- RECORD EXCERPTS:

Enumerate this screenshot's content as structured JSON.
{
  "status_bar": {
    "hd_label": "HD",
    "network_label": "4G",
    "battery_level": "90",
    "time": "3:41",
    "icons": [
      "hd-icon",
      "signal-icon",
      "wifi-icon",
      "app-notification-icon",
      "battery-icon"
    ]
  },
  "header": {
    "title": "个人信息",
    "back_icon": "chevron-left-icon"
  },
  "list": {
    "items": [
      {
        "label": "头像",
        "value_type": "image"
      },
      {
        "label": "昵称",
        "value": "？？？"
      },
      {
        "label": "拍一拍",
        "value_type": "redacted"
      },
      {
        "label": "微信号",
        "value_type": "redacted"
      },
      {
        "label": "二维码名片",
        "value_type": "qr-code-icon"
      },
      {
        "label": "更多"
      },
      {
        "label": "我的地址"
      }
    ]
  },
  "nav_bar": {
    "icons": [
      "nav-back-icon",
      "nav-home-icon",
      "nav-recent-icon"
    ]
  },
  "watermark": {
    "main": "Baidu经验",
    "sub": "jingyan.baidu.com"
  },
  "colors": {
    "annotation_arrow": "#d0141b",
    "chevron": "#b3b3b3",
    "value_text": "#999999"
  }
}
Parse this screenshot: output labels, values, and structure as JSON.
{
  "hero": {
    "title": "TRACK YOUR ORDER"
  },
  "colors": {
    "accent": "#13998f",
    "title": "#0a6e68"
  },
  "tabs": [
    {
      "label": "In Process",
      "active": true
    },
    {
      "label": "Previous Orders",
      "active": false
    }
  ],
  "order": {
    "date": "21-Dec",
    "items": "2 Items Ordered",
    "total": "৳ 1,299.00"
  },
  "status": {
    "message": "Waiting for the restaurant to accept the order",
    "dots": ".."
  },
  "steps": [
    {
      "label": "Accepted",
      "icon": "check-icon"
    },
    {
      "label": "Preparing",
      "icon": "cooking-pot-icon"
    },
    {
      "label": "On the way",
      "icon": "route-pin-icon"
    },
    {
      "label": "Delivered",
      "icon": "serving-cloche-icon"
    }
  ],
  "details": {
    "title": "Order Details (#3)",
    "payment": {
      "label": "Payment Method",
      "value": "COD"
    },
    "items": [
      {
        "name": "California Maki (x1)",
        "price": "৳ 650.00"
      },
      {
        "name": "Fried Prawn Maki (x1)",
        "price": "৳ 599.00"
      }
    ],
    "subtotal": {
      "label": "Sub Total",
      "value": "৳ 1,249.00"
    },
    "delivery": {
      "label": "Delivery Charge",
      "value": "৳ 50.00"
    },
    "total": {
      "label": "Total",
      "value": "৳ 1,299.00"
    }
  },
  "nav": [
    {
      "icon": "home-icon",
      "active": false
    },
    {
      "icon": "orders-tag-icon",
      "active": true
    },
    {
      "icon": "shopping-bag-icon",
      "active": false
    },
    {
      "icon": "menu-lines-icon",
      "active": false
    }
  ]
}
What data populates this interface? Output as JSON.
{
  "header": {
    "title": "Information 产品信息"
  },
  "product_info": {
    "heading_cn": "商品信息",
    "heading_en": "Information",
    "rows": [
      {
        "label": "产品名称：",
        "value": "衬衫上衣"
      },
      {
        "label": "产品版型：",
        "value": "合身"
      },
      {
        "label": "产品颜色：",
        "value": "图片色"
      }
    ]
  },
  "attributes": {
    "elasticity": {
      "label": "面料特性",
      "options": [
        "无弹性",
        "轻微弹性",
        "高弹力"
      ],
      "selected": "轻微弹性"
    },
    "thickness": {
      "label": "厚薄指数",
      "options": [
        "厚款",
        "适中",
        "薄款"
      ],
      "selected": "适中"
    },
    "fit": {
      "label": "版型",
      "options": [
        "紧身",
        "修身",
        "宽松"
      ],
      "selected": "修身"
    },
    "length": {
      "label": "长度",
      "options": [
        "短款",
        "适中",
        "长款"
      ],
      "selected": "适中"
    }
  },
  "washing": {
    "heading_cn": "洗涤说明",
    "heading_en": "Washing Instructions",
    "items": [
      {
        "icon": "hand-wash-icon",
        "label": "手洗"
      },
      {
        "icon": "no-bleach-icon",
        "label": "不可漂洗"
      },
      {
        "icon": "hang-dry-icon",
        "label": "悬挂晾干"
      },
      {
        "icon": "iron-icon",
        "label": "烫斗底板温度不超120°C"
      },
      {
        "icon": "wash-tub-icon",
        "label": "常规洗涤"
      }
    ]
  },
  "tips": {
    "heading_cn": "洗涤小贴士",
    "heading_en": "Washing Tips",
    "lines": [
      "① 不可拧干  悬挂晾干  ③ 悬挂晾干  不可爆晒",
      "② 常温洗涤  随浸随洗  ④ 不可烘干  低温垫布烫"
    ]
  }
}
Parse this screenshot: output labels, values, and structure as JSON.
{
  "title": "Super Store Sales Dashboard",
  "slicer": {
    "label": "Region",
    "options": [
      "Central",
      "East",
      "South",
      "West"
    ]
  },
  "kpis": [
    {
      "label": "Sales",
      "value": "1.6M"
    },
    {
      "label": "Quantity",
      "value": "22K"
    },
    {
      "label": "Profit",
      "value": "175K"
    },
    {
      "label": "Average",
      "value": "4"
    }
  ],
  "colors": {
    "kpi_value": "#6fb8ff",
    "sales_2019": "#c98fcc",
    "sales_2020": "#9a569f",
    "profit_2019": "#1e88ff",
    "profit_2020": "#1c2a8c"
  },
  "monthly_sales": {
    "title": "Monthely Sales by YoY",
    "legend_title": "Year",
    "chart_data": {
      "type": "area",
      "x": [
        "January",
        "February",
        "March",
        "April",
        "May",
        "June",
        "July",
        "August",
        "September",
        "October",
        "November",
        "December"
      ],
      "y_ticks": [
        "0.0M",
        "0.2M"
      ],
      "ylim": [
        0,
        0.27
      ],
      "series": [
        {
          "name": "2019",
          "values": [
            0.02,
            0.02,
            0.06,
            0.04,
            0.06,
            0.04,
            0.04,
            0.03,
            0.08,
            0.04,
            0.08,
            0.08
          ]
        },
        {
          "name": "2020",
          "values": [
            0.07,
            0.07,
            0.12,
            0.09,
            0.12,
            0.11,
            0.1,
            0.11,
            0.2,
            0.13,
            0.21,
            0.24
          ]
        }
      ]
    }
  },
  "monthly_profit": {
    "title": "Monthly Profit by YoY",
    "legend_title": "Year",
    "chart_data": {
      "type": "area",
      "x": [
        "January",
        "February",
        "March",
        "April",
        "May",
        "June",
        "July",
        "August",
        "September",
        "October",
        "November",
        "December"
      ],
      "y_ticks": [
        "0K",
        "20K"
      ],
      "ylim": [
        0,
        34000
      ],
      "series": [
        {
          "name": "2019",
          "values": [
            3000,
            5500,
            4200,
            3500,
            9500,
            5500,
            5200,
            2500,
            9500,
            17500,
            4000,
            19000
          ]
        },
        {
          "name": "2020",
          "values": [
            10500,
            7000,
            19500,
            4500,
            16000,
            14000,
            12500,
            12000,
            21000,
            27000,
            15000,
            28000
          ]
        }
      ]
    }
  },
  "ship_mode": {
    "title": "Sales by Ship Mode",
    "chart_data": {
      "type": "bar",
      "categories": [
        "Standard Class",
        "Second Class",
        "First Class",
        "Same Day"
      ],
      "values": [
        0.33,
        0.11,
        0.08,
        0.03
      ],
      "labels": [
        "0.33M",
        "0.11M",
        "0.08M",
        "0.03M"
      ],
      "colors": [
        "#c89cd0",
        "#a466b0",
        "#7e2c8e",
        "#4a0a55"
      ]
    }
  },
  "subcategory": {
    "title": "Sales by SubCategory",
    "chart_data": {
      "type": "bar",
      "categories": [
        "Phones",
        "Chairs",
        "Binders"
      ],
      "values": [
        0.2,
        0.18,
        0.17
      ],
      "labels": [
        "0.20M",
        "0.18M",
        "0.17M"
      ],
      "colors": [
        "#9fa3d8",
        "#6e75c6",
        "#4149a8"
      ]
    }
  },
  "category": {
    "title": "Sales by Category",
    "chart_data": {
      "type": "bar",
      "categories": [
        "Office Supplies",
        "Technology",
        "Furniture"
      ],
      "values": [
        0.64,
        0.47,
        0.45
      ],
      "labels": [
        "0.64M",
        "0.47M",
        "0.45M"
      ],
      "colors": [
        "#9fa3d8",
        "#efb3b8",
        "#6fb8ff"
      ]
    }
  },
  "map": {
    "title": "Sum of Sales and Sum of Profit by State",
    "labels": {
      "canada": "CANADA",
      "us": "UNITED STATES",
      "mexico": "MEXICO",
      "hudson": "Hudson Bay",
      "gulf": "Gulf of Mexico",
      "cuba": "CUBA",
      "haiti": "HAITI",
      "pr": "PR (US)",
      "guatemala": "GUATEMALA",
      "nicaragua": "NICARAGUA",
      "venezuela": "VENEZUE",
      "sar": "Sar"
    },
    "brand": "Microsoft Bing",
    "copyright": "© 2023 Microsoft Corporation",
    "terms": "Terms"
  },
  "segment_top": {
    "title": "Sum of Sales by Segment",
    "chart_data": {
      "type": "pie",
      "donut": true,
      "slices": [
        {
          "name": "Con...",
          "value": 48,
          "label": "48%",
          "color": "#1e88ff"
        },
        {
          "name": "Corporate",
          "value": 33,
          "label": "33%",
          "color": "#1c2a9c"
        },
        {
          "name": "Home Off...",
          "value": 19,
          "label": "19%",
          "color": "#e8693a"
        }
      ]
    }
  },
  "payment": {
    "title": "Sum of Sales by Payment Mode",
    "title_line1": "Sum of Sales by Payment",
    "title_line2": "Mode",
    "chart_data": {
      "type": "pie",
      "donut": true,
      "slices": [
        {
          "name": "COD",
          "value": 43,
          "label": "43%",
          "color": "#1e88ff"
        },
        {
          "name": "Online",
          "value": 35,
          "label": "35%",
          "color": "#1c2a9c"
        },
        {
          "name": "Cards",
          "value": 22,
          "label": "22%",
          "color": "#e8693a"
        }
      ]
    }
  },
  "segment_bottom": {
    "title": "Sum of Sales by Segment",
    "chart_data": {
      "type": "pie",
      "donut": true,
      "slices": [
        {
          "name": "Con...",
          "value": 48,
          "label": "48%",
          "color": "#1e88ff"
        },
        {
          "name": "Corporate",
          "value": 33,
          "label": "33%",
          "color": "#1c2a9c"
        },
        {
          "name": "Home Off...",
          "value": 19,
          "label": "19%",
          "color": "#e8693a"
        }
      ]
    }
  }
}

- TASK DESCRIPTION: Go through the material above and count the lines that include "Microsoft". Give the number alone.

- FINISHED EXERCISE: 2